Directive:
Make an exact copy of the entries, and keep any pictures out of it.

* START Records *

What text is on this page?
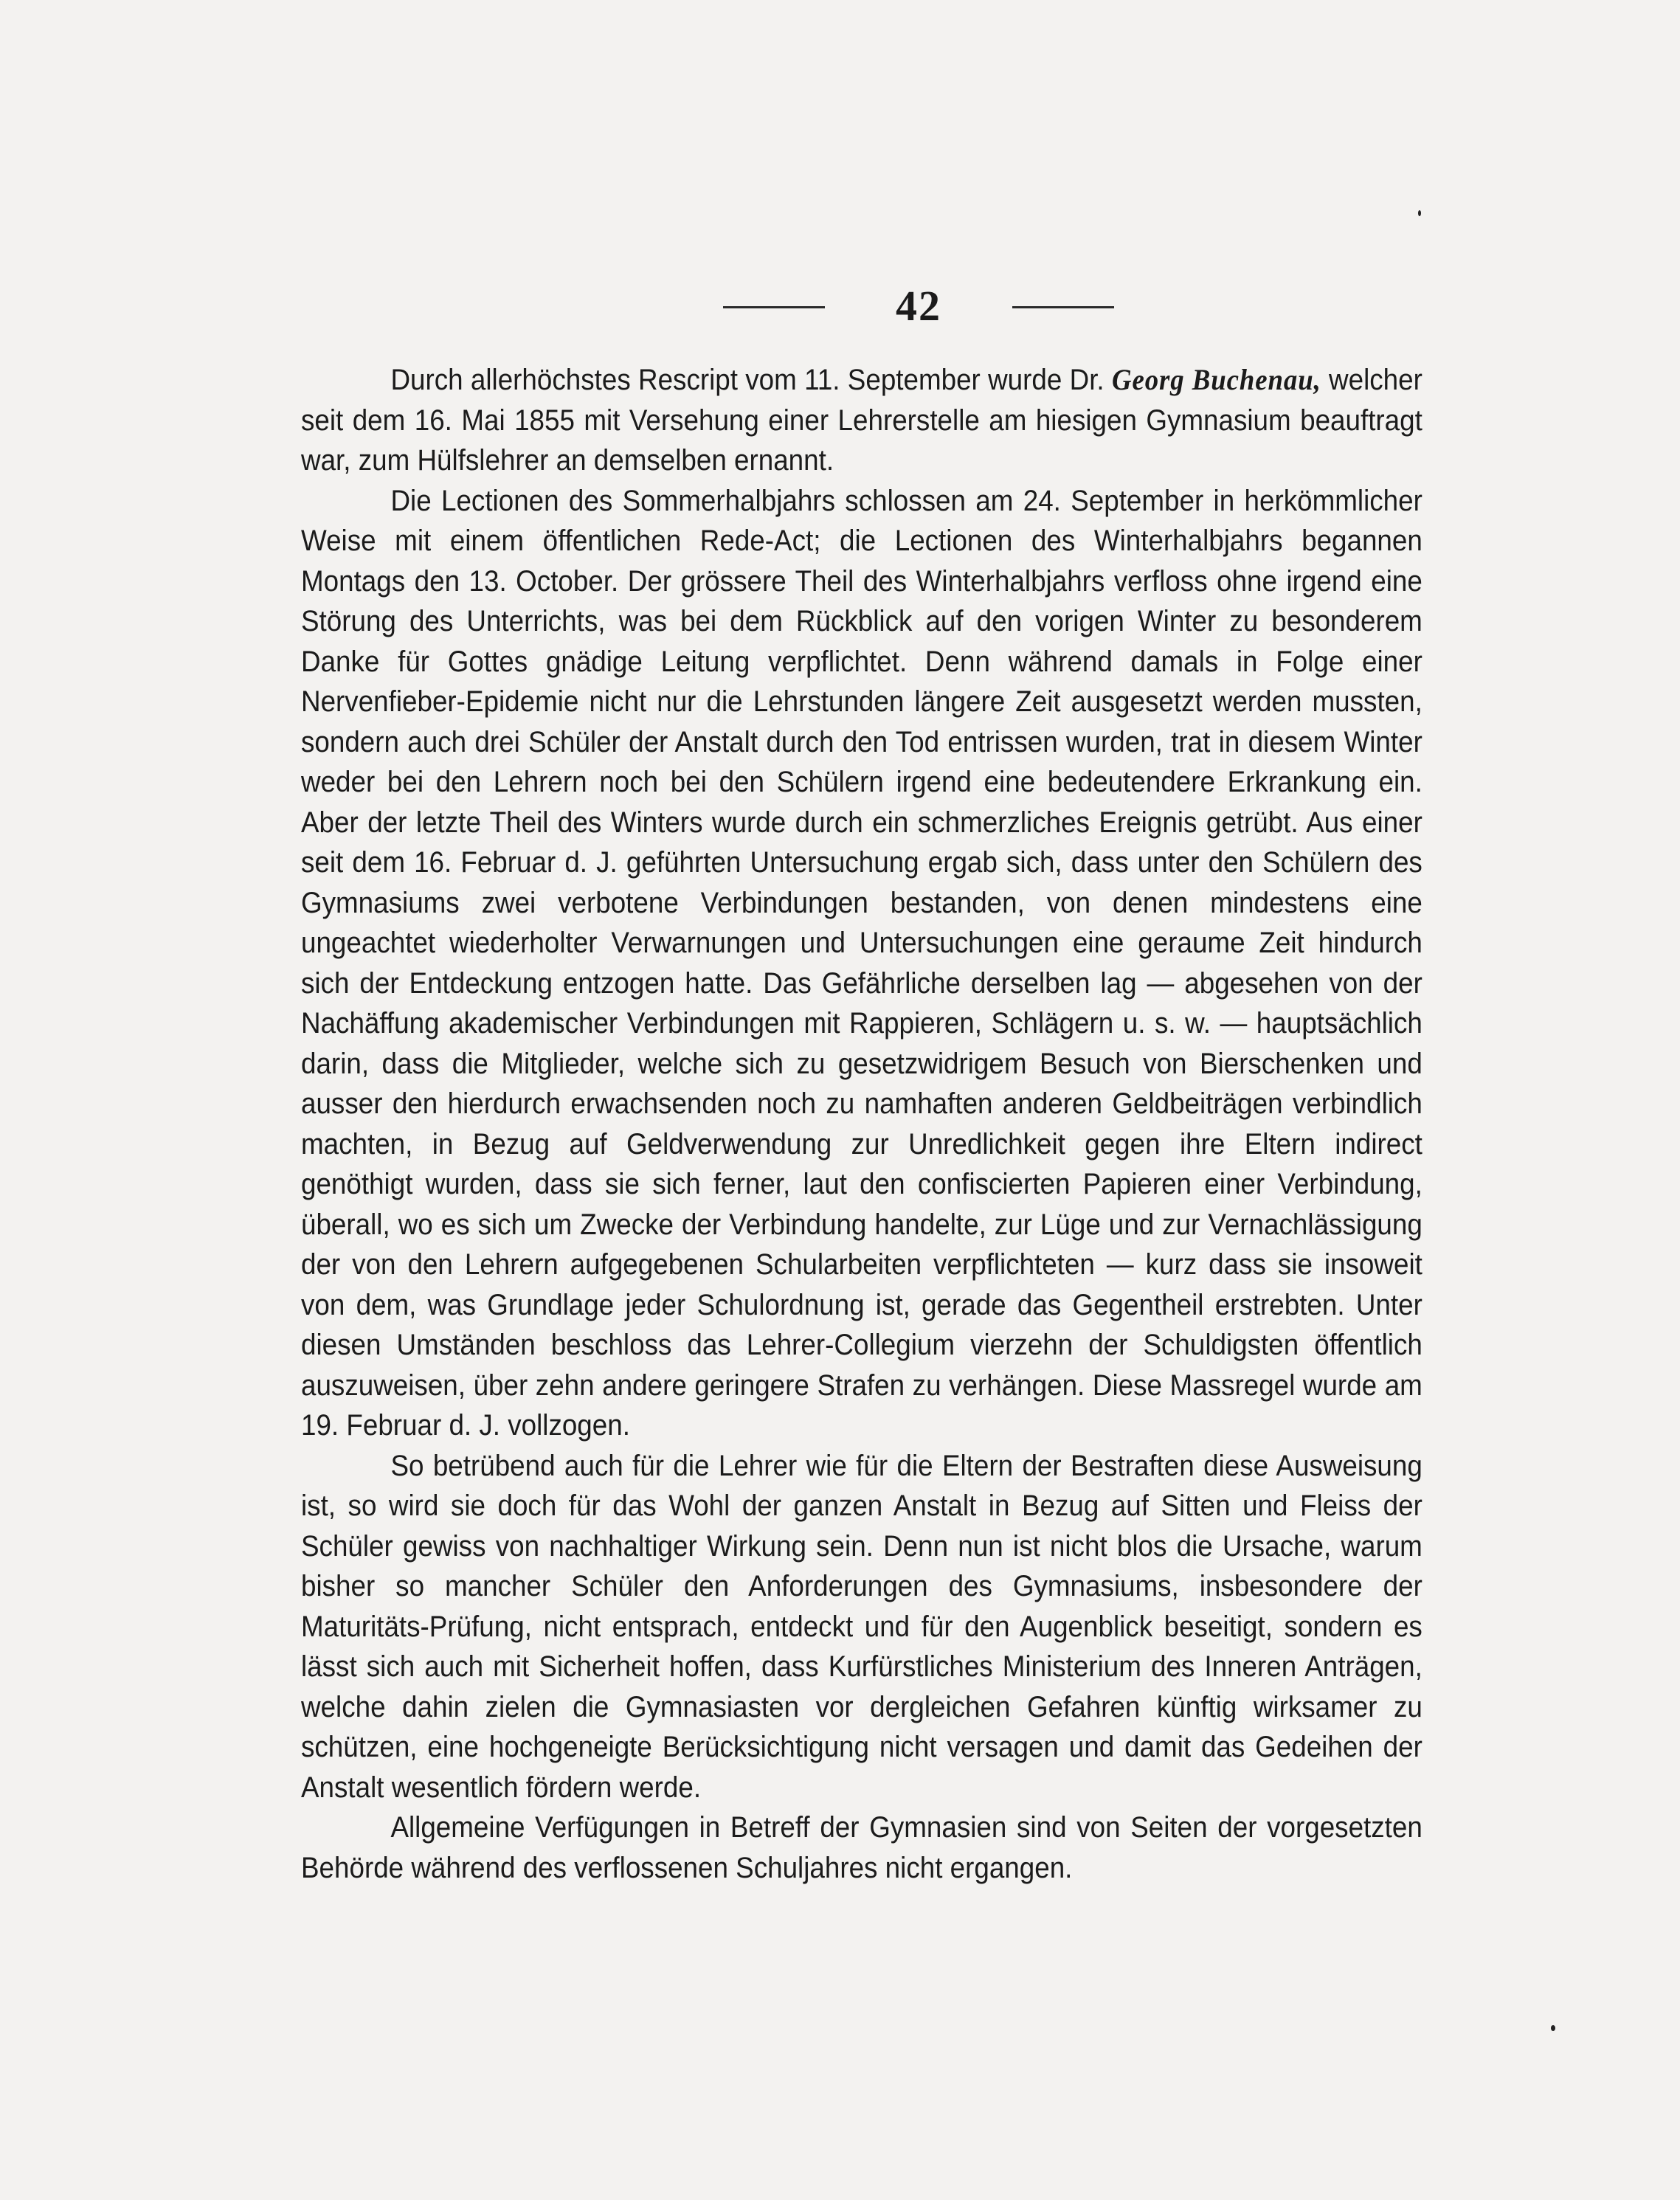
42

Durch allerhöchstes Rescript vom 11. September wurde Dr. Georg Buchenau, welcher seit dem 16. Mai 1855 mit Versehung einer Lehrerstelle am hiesigen Gymnasium beauftragt war, zum Hülfslehrer an demselben ernannt.

Die Lectionen des Sommerhalbjahrs schlossen am 24. September in herkömmlicher Weise mit einem öffentlichen Rede-Act; die Lectionen des Winterhalbjahrs begannen Montags den 13. October. Der grössere Theil des Winterhalbjahrs verfloss ohne irgend eine Störung des Unterrichts, was bei dem Rückblick auf den vorigen Winter zu besonderem Danke für Gottes gnädige Leitung verpflichtet. Denn während damals in Folge einer Nervenfieber-Epidemie nicht nur die Lehrstunden längere Zeit ausgesetzt werden mussten, sondern auch drei Schüler der Anstalt durch den Tod entrissen wurden, trat in diesem Winter weder bei den Lehrern noch bei den Schülern irgend eine bedeutendere Erkrankung ein. Aber der letzte Theil des Winters wurde durch ein schmerzliches Ereignis getrübt. Aus einer seit dem 16. Februar d. J. geführten Untersuchung ergab sich, dass unter den Schülern des Gymnasiums zwei verbotene Verbindungen bestanden, von denen mindestens eine ungeachtet wiederholter Verwarnungen und Untersuchungen eine geraume Zeit hindurch sich der Entdeckung entzogen hatte. Das Gefährliche derselben lag — abgesehen von der Nachäffung akademischer Verbindungen mit Rappieren, Schlägern u. s. w. — hauptsächlich darin, dass die Mitglieder, welche sich zu gesetzwidrigem Besuch von Bierschenken und ausser den hierdurch erwachsenden noch zu namhaften anderen Geldbeiträgen verbindlich machten, in Bezug auf Geldverwendung zur Unredlichkeit gegen ihre Eltern indirect genöthigt wurden, dass sie sich ferner, laut den confiscierten Papieren einer Verbindung, überall, wo es sich um Zwecke der Verbindung handelte, zur Lüge und zur Vernachlässigung der von den Lehrern aufgegebenen Schularbeiten verpflichteten — kurz dass sie insoweit von dem, was Grundlage jeder Schulordnung ist, gerade das Gegentheil erstrebten. Unter diesen Umständen beschloss das Lehrer-Collegium vierzehn der Schuldigsten öffentlich auszuweisen, über zehn andere geringere Strafen zu verhängen. Diese Massregel wurde am 19. Februar d. J. vollzogen.

So betrübend auch für die Lehrer wie für die Eltern der Bestraften diese Ausweisung ist, so wird sie doch für das Wohl der ganzen Anstalt in Bezug auf Sitten und Fleiss der Schüler gewiss von nachhaltiger Wirkung sein. Denn nun ist nicht blos die Ursache, warum bisher so mancher Schüler den Anforderungen des Gymnasiums, insbesondere der Maturitäts-Prüfung, nicht entsprach, entdeckt und für den Augenblick beseitigt, sondern es lässt sich auch mit Sicherheit hoffen, dass Kurfürstliches Ministerium des Inneren Anträgen, welche dahin zielen die Gymnasiasten vor dergleichen Gefahren künftig wirksamer zu schützen, eine hochgeneigte Berücksichtigung nicht versagen und damit das Gedeihen der Anstalt wesentlich fördern werde.

Allgemeine Verfügungen in Betreff der Gymnasien sind von Seiten der vorgesetzten Behörde während des verflossenen Schuljahres nicht ergangen.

* END Records *

Task solution:
What text is on this page?
42

Durch allerhöchstes Rescript vom 11. September wurde Dr. Georg Buchenau, welcher seit dem 16. Mai 1855 mit Versehung einer Lehrerstelle am hiesigen Gymnasium beauftragt war, zum Hülfslehrer an demselben ernannt.

Die Lectionen des Sommerhalbjahrs schlossen am 24. September in herkömmlicher Weise mit einem öffentlichen Rede-Act; die Lectionen des Winterhalbjahrs begannen Montags den 13. October. Der grössere Theil des Winterhalbjahrs verfloss ohne irgend eine Störung des Unterrichts, was bei dem Rückblick auf den vorigen Winter zu besonderem Danke für Gottes gnädige Leitung verpflichtet. Denn während damals in Folge einer Nervenfieber-Epidemie nicht nur die Lehrstunden längere Zeit ausgesetzt werden mussten, sondern auch drei Schüler der Anstalt durch den Tod entrissen wurden, trat in diesem Winter weder bei den Lehrern noch bei den Schülern irgend eine bedeutendere Erkrankung ein. Aber der letzte Theil des Winters wurde durch ein schmerzliches Ereignis getrübt. Aus einer seit dem 16. Februar d. J. geführten Untersuchung ergab sich, dass unter den Schülern des Gymnasiums zwei verbotene Verbindungen bestanden, von denen mindestens eine ungeachtet wiederholter Verwarnungen und Untersuchungen eine geraume Zeit hindurch sich der Entdeckung entzogen hatte. Das Gefährliche derselben lag — abgesehen von der Nachäffung akademischer Verbindungen mit Rappieren, Schlägern u. s. w. — hauptsächlich darin, dass die Mitglieder, welche sich zu gesetzwidrigem Besuch von Bierschenken und ausser den hierdurch erwachsenden noch zu namhaften anderen Geldbeiträgen verbindlich machten, in Bezug auf Geldverwendung zur Unredlichkeit gegen ihre Eltern indirect genöthigt wurden, dass sie sich ferner, laut den confiscierten Papieren einer Verbindung, überall, wo es sich um Zwecke der Verbindung handelte, zur Lüge und zur Vernachlässigung der von den Lehrern aufgegebenen Schularbeiten verpflichteten — kurz dass sie insoweit von dem, was Grundlage jeder Schulordnung ist, gerade das Gegentheil erstrebten. Unter diesen Umständen beschloss das Lehrer-Collegium vierzehn der Schuldigsten öffentlich auszuweisen, über zehn andere geringere Strafen zu verhängen. Diese Massregel wurde am 19. Februar d. J. vollzogen.

So betrübend auch für die Lehrer wie für die Eltern der Bestraften diese Ausweisung ist, so wird sie doch für das Wohl der ganzen Anstalt in Bezug auf Sitten und Fleiss der Schüler gewiss von nachhaltiger Wirkung sein. Denn nun ist nicht blos die Ursache, warum bisher so mancher Schüler den Anforderungen des Gymnasiums, insbesondere der Maturitäts-Prüfung, nicht entsprach, entdeckt und für den Augenblick beseitigt, sondern es lässt sich auch mit Sicherheit hoffen, dass Kurfürstliches Ministerium des Inneren Anträgen, welche dahin zielen die Gymnasiasten vor dergleichen Gefahren künftig wirksamer zu schützen, eine hochgeneigte Berücksichtigung nicht versagen und damit das Gedeihen der Anstalt wesentlich fördern werde.

Allgemeine Verfügungen in Betreff der Gymnasien sind von Seiten der vorgesetzten Behörde während des verflossenen Schuljahres nicht ergangen.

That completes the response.